** start EXTRACTED INFORMATION **

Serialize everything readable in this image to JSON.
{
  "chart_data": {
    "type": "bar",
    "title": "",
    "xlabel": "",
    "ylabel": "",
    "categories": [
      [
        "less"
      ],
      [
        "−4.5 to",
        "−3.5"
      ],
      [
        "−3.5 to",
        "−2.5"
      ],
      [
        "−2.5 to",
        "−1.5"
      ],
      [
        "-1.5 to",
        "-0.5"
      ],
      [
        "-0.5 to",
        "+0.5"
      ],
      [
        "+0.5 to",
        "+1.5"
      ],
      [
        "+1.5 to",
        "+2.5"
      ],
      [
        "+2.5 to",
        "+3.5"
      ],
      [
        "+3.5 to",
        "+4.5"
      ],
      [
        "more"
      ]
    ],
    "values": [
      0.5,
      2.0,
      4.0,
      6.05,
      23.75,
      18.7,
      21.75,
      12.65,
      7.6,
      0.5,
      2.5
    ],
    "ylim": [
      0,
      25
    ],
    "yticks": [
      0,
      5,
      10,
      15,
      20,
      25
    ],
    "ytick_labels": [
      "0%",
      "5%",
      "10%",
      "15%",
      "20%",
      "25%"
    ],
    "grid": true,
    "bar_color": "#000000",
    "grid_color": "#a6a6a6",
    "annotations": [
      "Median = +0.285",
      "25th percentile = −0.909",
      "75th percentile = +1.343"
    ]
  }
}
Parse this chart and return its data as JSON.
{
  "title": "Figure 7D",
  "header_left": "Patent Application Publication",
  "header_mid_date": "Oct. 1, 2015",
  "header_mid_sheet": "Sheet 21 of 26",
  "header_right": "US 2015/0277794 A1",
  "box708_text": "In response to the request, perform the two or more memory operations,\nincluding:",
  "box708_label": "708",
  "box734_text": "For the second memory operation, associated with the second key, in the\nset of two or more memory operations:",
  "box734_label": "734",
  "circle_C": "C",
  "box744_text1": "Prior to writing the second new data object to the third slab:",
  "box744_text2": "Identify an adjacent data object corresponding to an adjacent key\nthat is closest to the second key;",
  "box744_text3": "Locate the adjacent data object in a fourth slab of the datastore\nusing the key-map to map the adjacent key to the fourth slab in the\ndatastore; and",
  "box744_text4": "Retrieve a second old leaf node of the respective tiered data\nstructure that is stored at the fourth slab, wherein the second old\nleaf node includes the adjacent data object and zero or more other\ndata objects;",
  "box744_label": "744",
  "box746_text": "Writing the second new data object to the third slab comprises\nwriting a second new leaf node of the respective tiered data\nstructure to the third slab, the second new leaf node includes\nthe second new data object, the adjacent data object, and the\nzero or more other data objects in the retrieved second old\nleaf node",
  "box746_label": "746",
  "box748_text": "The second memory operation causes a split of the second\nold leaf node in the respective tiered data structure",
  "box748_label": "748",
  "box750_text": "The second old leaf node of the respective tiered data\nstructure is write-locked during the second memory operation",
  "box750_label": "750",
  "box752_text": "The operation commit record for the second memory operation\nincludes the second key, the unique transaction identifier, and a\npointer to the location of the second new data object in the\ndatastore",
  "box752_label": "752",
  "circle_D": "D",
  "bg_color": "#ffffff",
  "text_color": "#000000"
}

** end EXTRACTED INFORMATION **

• **GIVEN EXERCISE**: Copy down the whole of the data above, matching it exactly.

• **ANSWER TO THIS EXERCISE**:
Serialize everything readable in this image to JSON.
{
  "chart_data": {
    "type": "bar",
    "title": "",
    "xlabel": "",
    "ylabel": "",
    "categories": [
      [
        "less"
      ],
      [
        "−4.5 to",
        "−3.5"
      ],
      [
        "−3.5 to",
        "−2.5"
      ],
      [
        "−2.5 to",
        "−1.5"
      ],
      [
        "-1.5 to",
        "-0.5"
      ],
      [
        "-0.5 to",
        "+0.5"
      ],
      [
        "+0.5 to",
        "+1.5"
      ],
      [
        "+1.5 to",
        "+2.5"
      ],
      [
        "+2.5 to",
        "+3.5"
      ],
      [
        "+3.5 to",
        "+4.5"
      ],
      [
        "more"
      ]
    ],
    "values": [
      0.5,
      2.0,
      4.0,
      6.05,
      23.75,
      18.7,
      21.75,
      12.65,
      7.6,
      0.5,
      2.5
    ],
    "ylim": [
      0,
      25
    ],
    "yticks": [
      0,
      5,
      10,
      15,
      20,
      25
    ],
    "ytick_labels": [
      "0%",
      "5%",
      "10%",
      "15%",
      "20%",
      "25%"
    ],
    "grid": true,
    "bar_color": "#000000",
    "grid_color": "#a6a6a6",
    "annotations": [
      "Median = +0.285",
      "25th percentile = −0.909",
      "75th percentile = +1.343"
    ]
  }
}
Parse this chart and return its data as JSON.
{
  "title": "Figure 7D",
  "header_left": "Patent Application Publication",
  "header_mid_date": "Oct. 1, 2015",
  "header_mid_sheet": "Sheet 21 of 26",
  "header_right": "US 2015/0277794 A1",
  "box708_text": "In response to the request, perform the two or more memory operations,\nincluding:",
  "box708_label": "708",
  "box734_text": "For the second memory operation, associated with the second key, in the\nset of two or more memory operations:",
  "box734_label": "734",
  "circle_C": "C",
  "box744_text1": "Prior to writing the second new data object to the third slab:",
  "box744_text2": "Identify an adjacent data object corresponding to an adjacent key\nthat is closest to the second key;",
  "box744_text3": "Locate the adjacent data object in a fourth slab of the datastore\nusing the key-map to map the adjacent key to the fourth slab in the\ndatastore; and",
  "box744_text4": "Retrieve a second old leaf node of the respective tiered data\nstructure that is stored at the fourth slab, wherein the second old\nleaf node includes the adjacent data object and zero or more other\ndata objects;",
  "box744_label": "744",
  "box746_text": "Writing the second new data object to the third slab comprises\nwriting a second new leaf node of the respective tiered data\nstructure to the third slab, the second new leaf node includes\nthe second new data object, the adjacent data object, and the\nzero or more other data objects in the retrieved second old\nleaf node",
  "box746_label": "746",
  "box748_text": "The second memory operation causes a split of the second\nold leaf node in the respective tiered data structure",
  "box748_label": "748",
  "box750_text": "The second old leaf node of the respective tiered data\nstructure is write-locked during the second memory operation",
  "box750_label": "750",
  "box752_text": "The operation commit record for the second memory operation\nincludes the second key, the unique transaction identifier, and a\npointer to the location of the second new data object in the\ndatastore",
  "box752_label": "752",
  "circle_D": "D",
  "bg_color": "#ffffff",
  "text_color": "#000000"
}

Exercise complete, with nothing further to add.